##### Stored records #####

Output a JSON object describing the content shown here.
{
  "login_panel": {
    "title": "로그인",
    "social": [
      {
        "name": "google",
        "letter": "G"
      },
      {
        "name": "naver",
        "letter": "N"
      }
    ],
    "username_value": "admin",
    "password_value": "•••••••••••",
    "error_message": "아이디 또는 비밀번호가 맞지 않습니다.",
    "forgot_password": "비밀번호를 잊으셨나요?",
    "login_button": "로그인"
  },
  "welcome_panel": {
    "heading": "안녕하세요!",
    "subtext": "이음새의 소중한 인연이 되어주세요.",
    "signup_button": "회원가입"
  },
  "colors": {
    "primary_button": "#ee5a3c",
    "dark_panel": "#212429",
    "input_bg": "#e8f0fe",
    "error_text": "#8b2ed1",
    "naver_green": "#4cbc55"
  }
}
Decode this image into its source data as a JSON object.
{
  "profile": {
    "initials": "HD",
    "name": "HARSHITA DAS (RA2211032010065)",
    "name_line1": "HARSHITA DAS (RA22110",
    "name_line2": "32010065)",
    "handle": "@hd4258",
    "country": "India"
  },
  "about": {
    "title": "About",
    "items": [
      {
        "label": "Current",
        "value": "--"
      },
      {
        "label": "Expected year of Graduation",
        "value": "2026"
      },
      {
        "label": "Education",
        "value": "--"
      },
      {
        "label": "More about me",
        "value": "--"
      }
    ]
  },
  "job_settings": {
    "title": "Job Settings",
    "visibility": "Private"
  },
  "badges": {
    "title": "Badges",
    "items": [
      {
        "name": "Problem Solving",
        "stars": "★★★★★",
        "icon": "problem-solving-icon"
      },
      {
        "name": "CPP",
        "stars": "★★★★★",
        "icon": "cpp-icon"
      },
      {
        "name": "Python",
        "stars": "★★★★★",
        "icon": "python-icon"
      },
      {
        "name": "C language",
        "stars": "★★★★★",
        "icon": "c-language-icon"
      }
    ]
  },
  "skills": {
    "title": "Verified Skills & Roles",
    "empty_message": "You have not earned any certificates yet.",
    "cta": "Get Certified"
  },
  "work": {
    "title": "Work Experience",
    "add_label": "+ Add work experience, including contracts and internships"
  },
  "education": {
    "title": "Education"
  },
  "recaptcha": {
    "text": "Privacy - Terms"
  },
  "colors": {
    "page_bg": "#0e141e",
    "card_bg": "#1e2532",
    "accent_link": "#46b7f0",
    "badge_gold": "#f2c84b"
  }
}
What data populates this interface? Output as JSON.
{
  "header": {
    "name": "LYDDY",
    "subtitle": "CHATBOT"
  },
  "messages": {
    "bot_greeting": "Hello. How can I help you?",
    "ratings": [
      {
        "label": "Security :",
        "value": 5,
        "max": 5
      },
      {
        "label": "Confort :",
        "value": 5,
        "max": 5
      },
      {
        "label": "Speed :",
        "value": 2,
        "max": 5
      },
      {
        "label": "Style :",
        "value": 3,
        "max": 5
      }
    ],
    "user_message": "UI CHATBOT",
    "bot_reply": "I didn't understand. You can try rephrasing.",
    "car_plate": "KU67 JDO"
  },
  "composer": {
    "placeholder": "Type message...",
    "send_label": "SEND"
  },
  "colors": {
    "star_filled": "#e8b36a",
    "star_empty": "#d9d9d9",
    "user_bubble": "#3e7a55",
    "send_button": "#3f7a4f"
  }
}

#####

§ **Task statement**:
Would you copy out each line exactly as written?

§ **Full response**:
Output a JSON object describing the content shown here.
{
  "login_panel": {
    "title": "로그인",
    "social": [
      {
        "name": "google",
        "letter": "G"
      },
      {
        "name": "naver",
        "letter": "N"
      }
    ],
    "username_value": "admin",
    "password_value": "•••••••••••",
    "error_message": "아이디 또는 비밀번호가 맞지 않습니다.",
    "forgot_password": "비밀번호를 잊으셨나요?",
    "login_button": "로그인"
  },
  "welcome_panel": {
    "heading": "안녕하세요!",
    "subtext": "이음새의 소중한 인연이 되어주세요.",
    "signup_button": "회원가입"
  },
  "colors": {
    "primary_button": "#ee5a3c",
    "dark_panel": "#212429",
    "input_bg": "#e8f0fe",
    "error_text": "#8b2ed1",
    "naver_green": "#4cbc55"
  }
}
Decode this image into its source data as a JSON object.
{
  "profile": {
    "initials": "HD",
    "name": "HARSHITA DAS (RA2211032010065)",
    "name_line1": "HARSHITA DAS (RA22110",
    "name_line2": "32010065)",
    "handle": "@hd4258",
    "country": "India"
  },
  "about": {
    "title": "About",
    "items": [
      {
        "label": "Current",
        "value": "--"
      },
      {
        "label": "Expected year of Graduation",
        "value": "2026"
      },
      {
        "label": "Education",
        "value": "--"
      },
      {
        "label": "More about me",
        "value": "--"
      }
    ]
  },
  "job_settings": {
    "title": "Job Settings",
    "visibility": "Private"
  },
  "badges": {
    "title": "Badges",
    "items": [
      {
        "name": "Problem Solving",
        "stars": "★★★★★",
        "icon": "problem-solving-icon"
      },
      {
        "name": "CPP",
        "stars": "★★★★★",
        "icon": "cpp-icon"
      },
      {
        "name": "Python",
        "stars": "★★★★★",
        "icon": "python-icon"
      },
      {
        "name": "C language",
        "stars": "★★★★★",
        "icon": "c-language-icon"
      }
    ]
  },
  "skills": {
    "title": "Verified Skills & Roles",
    "empty_message": "You have not earned any certificates yet.",
    "cta": "Get Certified"
  },
  "work": {
    "title": "Work Experience",
    "add_label": "+ Add work experience, including contracts and internships"
  },
  "education": {
    "title": "Education"
  },
  "recaptcha": {
    "text": "Privacy - Terms"
  },
  "colors": {
    "page_bg": "#0e141e",
    "card_bg": "#1e2532",
    "accent_link": "#46b7f0",
    "badge_gold": "#f2c84b"
  }
}
What data populates this interface? Output as JSON.
{
  "header": {
    "name": "LYDDY",
    "subtitle": "CHATBOT"
  },
  "messages": {
    "bot_greeting": "Hello. How can I help you?",
    "ratings": [
      {
        "label": "Security :",
        "value": 5,
        "max": 5
      },
      {
        "label": "Confort :",
        "value": 5,
        "max": 5
      },
      {
        "label": "Speed :",
        "value": 2,
        "max": 5
      },
      {
        "label": "Style :",
        "value": 3,
        "max": 5
      }
    ],
    "user_message": "UI CHATBOT",
    "bot_reply": "I didn't understand. You can try rephrasing.",
    "car_plate": "KU67 JDO"
  },
  "composer": {
    "placeholder": "Type message...",
    "send_label": "SEND"
  },
  "colors": {
    "star_filled": "#e8b36a",
    "star_empty": "#d9d9d9",
    "user_bubble": "#3e7a55",
    "send_button": "#3f7a4f"
  }
}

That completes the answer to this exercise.